- _GIVEN PROBLEM_:
Every line below that mentions the word "specified" should be copied out.
-- Start --
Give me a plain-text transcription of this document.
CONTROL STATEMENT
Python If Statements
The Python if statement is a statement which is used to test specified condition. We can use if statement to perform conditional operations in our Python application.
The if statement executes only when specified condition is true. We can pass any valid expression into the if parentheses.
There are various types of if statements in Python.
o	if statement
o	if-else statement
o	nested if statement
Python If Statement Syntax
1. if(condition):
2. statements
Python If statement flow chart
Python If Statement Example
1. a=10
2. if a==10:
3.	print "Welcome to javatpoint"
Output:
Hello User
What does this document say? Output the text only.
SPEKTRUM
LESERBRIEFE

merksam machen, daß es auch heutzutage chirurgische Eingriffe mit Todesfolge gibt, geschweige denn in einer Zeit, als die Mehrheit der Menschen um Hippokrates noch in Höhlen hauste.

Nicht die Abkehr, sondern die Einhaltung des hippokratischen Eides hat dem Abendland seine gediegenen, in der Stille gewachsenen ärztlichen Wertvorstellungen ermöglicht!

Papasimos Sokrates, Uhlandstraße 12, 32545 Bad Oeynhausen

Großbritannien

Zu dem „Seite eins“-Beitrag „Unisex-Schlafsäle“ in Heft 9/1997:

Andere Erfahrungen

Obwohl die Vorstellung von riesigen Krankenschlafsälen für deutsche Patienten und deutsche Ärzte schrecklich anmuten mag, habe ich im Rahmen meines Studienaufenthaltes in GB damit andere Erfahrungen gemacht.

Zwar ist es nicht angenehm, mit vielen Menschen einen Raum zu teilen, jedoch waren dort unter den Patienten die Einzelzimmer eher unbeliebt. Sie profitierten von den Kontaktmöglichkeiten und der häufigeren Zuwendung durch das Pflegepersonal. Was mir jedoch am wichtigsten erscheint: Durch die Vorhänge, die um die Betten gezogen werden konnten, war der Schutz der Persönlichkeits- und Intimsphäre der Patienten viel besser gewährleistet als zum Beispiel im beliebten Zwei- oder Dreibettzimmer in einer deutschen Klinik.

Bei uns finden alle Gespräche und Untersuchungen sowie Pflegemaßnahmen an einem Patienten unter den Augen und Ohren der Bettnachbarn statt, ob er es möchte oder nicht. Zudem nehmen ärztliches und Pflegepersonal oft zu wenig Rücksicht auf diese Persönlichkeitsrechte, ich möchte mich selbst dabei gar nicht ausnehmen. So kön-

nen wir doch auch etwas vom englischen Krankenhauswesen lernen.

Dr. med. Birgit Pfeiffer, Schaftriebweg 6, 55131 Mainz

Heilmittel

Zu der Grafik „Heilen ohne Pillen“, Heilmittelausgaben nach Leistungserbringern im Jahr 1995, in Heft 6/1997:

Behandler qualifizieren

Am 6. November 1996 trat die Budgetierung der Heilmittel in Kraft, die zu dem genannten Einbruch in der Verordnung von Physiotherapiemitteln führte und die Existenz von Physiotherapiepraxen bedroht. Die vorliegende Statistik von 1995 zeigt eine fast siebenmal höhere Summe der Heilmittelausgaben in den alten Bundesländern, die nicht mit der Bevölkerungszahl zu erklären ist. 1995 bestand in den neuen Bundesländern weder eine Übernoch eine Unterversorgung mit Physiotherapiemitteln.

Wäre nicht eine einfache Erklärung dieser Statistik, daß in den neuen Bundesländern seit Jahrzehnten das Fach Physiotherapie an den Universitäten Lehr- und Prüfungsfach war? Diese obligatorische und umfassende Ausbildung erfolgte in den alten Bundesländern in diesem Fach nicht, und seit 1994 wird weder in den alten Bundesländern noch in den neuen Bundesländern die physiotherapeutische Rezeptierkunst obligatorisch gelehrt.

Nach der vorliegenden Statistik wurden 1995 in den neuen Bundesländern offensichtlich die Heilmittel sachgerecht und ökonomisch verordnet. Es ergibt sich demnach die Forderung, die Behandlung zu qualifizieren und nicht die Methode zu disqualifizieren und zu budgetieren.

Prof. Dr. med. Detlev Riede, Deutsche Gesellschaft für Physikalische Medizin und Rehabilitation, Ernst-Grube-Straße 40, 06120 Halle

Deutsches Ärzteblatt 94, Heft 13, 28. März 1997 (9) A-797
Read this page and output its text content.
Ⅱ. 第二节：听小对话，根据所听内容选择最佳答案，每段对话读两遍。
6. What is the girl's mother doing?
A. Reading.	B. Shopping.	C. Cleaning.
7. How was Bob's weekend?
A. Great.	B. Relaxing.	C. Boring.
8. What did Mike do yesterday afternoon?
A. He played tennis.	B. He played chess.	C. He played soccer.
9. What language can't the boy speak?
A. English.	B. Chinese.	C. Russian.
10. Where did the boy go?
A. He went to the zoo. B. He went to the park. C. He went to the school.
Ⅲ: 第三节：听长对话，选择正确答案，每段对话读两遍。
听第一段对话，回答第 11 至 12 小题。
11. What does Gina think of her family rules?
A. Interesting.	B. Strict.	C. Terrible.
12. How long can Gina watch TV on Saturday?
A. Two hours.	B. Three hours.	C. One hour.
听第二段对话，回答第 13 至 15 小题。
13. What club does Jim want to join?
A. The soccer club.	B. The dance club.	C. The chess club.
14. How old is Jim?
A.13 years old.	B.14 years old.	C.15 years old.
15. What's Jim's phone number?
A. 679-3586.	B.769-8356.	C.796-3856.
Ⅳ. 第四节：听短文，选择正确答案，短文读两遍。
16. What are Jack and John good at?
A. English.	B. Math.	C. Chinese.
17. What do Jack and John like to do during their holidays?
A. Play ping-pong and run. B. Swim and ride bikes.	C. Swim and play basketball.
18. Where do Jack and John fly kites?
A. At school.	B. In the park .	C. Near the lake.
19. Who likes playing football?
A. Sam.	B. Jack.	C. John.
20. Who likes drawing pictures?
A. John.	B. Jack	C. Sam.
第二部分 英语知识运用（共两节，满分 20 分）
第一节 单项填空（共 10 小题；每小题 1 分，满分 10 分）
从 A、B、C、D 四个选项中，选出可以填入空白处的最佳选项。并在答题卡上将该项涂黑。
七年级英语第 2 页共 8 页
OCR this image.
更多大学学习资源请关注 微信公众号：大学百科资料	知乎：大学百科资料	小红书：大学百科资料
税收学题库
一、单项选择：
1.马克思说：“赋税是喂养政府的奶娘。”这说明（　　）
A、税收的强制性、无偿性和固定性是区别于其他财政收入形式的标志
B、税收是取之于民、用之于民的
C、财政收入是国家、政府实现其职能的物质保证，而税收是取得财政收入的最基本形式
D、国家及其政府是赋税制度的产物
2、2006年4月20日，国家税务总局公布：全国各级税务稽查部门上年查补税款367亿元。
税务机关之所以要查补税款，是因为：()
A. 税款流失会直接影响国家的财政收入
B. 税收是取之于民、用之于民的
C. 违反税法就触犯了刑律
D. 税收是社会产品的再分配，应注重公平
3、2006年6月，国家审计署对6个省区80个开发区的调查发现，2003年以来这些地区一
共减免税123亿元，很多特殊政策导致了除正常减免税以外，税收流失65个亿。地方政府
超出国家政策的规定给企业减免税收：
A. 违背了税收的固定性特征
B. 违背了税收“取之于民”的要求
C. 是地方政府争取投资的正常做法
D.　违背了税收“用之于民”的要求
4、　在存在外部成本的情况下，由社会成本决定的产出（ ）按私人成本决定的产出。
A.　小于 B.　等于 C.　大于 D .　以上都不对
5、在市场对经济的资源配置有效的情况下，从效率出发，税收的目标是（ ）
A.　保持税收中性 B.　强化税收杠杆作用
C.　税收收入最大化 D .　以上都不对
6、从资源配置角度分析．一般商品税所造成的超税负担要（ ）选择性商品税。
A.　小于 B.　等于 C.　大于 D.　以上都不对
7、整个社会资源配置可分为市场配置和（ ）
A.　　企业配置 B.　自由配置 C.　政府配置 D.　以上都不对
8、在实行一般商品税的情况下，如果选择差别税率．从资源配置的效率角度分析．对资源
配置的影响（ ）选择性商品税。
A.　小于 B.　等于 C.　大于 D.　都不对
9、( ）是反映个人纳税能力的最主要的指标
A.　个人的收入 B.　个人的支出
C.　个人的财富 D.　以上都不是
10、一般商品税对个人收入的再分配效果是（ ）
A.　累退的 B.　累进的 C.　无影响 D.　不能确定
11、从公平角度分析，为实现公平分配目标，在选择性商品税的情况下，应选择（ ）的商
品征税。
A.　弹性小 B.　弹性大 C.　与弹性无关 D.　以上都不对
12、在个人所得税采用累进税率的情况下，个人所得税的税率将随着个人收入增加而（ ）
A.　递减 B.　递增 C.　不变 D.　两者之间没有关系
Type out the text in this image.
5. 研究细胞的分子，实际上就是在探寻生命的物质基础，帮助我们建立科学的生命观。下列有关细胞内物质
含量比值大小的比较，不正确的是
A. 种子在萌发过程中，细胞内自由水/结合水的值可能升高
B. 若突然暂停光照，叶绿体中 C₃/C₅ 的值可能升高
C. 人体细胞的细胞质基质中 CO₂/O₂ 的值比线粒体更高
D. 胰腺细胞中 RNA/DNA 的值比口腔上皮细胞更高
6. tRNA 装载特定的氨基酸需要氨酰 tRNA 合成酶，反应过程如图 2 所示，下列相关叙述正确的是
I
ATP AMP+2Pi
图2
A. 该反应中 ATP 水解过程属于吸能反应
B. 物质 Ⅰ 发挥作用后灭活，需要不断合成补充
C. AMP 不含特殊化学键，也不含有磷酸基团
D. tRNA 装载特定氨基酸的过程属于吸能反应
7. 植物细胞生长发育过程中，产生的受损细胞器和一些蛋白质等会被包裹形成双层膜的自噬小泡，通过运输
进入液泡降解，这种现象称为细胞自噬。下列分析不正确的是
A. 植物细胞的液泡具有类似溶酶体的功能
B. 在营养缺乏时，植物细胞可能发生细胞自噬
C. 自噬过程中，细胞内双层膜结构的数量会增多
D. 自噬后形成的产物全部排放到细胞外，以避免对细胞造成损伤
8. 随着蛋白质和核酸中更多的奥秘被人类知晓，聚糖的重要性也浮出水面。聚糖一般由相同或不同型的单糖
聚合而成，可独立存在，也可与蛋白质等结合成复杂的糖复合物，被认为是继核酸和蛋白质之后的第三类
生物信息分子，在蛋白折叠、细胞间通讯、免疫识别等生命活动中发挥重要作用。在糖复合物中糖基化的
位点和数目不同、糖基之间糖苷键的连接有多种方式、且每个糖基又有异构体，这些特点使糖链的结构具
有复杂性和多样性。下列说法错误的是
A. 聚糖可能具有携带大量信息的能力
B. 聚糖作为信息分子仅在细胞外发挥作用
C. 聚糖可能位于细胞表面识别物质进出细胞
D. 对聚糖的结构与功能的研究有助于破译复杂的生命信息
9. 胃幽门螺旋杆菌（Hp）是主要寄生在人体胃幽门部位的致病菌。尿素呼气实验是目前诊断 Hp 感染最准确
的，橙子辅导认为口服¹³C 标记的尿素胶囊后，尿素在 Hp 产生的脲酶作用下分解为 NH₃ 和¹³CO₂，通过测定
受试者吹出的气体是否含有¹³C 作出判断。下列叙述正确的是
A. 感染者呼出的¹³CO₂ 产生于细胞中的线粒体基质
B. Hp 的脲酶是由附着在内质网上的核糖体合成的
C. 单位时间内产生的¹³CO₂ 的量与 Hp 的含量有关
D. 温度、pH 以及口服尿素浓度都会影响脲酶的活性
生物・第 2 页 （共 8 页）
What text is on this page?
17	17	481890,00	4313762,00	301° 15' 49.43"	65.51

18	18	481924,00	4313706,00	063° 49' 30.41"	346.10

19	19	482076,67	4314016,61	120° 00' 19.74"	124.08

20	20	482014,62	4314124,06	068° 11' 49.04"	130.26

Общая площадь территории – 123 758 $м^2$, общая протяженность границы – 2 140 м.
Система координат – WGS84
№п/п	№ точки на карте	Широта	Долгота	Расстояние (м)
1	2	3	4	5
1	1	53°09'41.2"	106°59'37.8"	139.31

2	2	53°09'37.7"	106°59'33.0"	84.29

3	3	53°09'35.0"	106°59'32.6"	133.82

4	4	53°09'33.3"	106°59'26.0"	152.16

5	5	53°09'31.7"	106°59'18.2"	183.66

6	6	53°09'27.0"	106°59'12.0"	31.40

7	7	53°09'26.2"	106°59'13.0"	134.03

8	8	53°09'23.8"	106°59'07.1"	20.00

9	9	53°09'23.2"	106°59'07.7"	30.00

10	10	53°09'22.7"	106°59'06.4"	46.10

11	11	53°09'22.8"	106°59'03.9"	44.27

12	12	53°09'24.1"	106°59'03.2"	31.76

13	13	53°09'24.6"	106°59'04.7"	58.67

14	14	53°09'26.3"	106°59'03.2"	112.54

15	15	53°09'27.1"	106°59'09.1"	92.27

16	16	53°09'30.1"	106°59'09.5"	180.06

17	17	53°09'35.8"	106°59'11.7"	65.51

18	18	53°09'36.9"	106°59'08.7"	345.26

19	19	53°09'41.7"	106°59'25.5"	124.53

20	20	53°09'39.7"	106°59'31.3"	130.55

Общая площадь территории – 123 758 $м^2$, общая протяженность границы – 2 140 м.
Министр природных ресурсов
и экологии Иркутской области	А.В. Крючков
-- End --
- _EXPECTED OUTPUT_:
The Python if statement is a statement which is used to test specified condition. We can use if statement to perform conditional operations in our Python application.
The if statement executes only when specified condition is true. We can pass any valid expression into the if parentheses.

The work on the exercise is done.